[Recorded data]

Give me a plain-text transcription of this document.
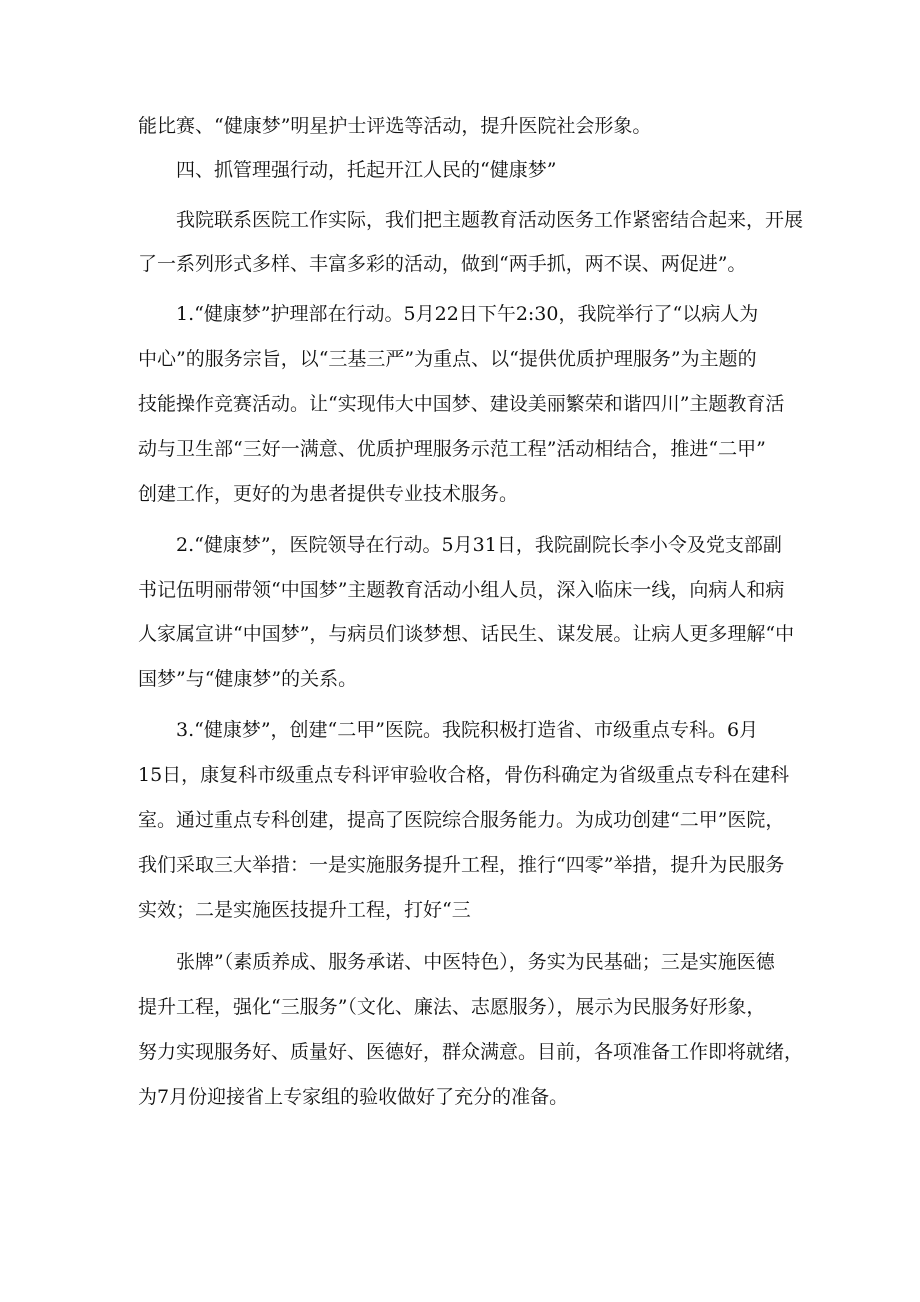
能比赛、“健康梦”明星护士评选等活动，提升医院社会形象。
四、抓管理强行动，托起开江人民的“健康梦”
我院联系医院工作实际，我们把主题教育活动医务工作紧密结合起来，开展
了一系列形式多样、丰富多彩的活动，做到“两手抓，两不误、两促进”。
1.“健康梦”护理部在行动。5月22日下午2:30，我院举行了“以病人为
中心”的服务宗旨，以“三基三严”为重点、以“提供优质护理服务”为主题的
技能操作竞赛活动。让“实现伟大中国梦、建设美丽繁荣和谐四川”主题教育活
动与卫生部“三好一满意、优质护理服务示范工程”活动相结合，推进“二甲”
创建工作，更好的为患者提供专业技术服务。
2.“健康梦”，医院领导在行动。5月31日，我院副院长李小令及党支部副
书记伍明丽带领“中国梦”主题教育活动小组人员，深入临床一线，向病人和病
人家属宣讲“中国梦”，与病员们谈梦想、话民生、谋发展。让病人更多理解“中
国梦”与“健康梦”的关系。
3.“健康梦”，创建“二甲”医院。我院积极打造省、市级重点专科。6月
15日，康复科市级重点专科评审验收合格，骨伤科确定为省级重点专科在建科
室。通过重点专科创建，提高了医院综合服务能力。为成功创建“二甲”医院，
我们采取三大举措：一是实施服务提升工程，推行“四零”举措，提升为民服务
实效；二是实施医技提升工程，打好“三
张牌”（素质养成、服务承诺、中医特色），务实为民基础；三是实施医德
提升工程，强化“三服务”（文化、廉法、志愿服务），展示为民服务好形象，
努力实现服务好、质量好、医德好，群众满意。目前，各项准备工作即将就绪，
为7月份迎接省上专家组的验收做好了充分的准备。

* [What to work on]:
Make an exact copy of all entries above, dropping the images.

* [Expected answer]:
Give me a plain-text transcription of this document.
能比赛、“健康梦”明星护士评选等活动，提升医院社会形象。
四、抓管理强行动，托起开江人民的“健康梦”
我院联系医院工作实际，我们把主题教育活动医务工作紧密结合起来，开展
了一系列形式多样、丰富多彩的活动，做到“两手抓，两不误、两促进”。
1.“健康梦”护理部在行动。5月22日下午2:30，我院举行了“以病人为
中心”的服务宗旨，以“三基三严”为重点、以“提供优质护理服务”为主题的
技能操作竞赛活动。让“实现伟大中国梦、建设美丽繁荣和谐四川”主题教育活
动与卫生部“三好一满意、优质护理服务示范工程”活动相结合，推进“二甲”
创建工作，更好的为患者提供专业技术服务。
2.“健康梦”，医院领导在行动。5月31日，我院副院长李小令及党支部副
书记伍明丽带领“中国梦”主题教育活动小组人员，深入临床一线，向病人和病
人家属宣讲“中国梦”，与病员们谈梦想、话民生、谋发展。让病人更多理解“中
国梦”与“健康梦”的关系。
3.“健康梦”，创建“二甲”医院。我院积极打造省、市级重点专科。6月
15日，康复科市级重点专科评审验收合格，骨伤科确定为省级重点专科在建科
室。通过重点专科创建，提高了医院综合服务能力。为成功创建“二甲”医院，
我们采取三大举措：一是实施服务提升工程，推行“四零”举措，提升为民服务
实效；二是实施医技提升工程，打好“三
张牌”（素质养成、服务承诺、中医特色），务实为民基础；三是实施医德
提升工程，强化“三服务”（文化、廉法、志愿服务），展示为民服务好形象，
努力实现服务好、质量好、医德好，群众满意。目前，各项准备工作即将就绪，
为7月份迎接省上专家组的验收做好了充分的准备。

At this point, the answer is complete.